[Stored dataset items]
┏━━

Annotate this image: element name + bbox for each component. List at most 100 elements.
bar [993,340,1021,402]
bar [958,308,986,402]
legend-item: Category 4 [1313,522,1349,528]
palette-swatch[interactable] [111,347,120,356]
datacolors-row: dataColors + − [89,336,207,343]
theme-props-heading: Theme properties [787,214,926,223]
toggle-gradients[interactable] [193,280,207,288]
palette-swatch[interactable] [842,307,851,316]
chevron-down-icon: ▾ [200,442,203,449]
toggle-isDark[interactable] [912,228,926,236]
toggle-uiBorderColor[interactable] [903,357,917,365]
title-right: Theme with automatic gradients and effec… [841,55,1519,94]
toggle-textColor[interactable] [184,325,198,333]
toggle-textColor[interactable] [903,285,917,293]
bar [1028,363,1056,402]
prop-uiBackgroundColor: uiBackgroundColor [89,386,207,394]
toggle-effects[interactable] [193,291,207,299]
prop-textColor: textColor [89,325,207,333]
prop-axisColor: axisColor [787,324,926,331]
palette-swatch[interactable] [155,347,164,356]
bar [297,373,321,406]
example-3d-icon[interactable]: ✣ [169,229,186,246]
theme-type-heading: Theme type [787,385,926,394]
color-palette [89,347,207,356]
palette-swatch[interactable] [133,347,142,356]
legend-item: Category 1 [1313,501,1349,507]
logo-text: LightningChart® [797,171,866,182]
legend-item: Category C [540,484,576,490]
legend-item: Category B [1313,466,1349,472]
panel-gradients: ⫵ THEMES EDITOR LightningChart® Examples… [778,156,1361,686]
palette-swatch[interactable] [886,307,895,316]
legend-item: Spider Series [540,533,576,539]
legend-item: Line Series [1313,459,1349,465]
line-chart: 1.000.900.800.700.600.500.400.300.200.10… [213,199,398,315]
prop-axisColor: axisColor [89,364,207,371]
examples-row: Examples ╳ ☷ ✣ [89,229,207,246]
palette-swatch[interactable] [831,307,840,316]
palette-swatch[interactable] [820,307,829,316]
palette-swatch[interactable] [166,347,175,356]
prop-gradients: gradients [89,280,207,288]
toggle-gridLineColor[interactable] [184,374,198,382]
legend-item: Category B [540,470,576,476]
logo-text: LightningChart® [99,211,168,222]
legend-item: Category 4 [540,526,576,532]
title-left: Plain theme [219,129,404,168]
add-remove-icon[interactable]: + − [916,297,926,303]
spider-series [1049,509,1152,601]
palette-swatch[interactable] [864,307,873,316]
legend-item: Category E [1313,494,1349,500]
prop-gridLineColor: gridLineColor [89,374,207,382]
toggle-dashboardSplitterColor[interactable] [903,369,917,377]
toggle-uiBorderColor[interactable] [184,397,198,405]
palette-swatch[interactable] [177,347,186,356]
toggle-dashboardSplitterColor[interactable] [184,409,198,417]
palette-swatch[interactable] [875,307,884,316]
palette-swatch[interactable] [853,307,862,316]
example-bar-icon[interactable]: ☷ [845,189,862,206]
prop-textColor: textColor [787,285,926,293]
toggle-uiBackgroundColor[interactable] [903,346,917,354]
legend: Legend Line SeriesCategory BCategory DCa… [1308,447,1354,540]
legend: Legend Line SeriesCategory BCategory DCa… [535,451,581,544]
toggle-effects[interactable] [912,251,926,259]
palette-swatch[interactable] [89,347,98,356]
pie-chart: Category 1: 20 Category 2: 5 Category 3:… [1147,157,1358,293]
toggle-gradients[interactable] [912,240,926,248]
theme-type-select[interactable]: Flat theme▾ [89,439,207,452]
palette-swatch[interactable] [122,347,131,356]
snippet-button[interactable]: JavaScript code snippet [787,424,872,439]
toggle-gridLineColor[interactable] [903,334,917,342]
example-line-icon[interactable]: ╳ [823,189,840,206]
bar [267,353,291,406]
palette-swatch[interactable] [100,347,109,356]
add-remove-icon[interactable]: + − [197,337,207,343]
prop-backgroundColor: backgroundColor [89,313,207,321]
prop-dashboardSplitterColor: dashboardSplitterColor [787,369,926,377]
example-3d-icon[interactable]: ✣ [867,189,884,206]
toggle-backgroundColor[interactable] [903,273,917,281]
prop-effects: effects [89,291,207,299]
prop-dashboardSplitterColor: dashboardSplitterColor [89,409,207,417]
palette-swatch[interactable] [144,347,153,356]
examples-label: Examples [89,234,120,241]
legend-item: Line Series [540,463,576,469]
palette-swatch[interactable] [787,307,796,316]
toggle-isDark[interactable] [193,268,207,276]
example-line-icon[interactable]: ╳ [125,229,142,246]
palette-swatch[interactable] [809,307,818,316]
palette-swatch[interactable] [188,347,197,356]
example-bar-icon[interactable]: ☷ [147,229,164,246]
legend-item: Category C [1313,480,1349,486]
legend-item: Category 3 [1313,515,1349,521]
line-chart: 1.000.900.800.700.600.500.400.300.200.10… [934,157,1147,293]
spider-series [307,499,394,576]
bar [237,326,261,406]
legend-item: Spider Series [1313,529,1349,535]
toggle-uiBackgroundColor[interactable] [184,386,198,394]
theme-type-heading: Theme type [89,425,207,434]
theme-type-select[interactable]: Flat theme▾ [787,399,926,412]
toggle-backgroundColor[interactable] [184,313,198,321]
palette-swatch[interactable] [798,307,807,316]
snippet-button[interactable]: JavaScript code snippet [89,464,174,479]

┗━━

Problem statement:
Output the entries from the start through the line containing "palette-swatch[interactable] [842,307,851,316]", inclusive, as a Markdown table with the columns Row and Line, omitting any blank lines.

Final result:
| Row | Line |
|---|---|
| 1 | Annotate this image: element name + bbox for each component. List at most 100 elements. |
| 2 | bar [993,340,1021,402] |
| 3 | bar [958,308,986,402] |
| 4 | legend-item: Category 4 [1313,522,1349,528] |
| 5 | palette-swatch[interactable] [111,347,120,356] |
| 6 | datacolors-row: dataColors + − [89,336,207,343] |
| 7 | theme-props-heading: Theme properties [787,214,926,223] |
| 8 | toggle-gradients[interactable] [193,280,207,288] |
| 9 | palette-swatch[interactable] [842,307,851,316] |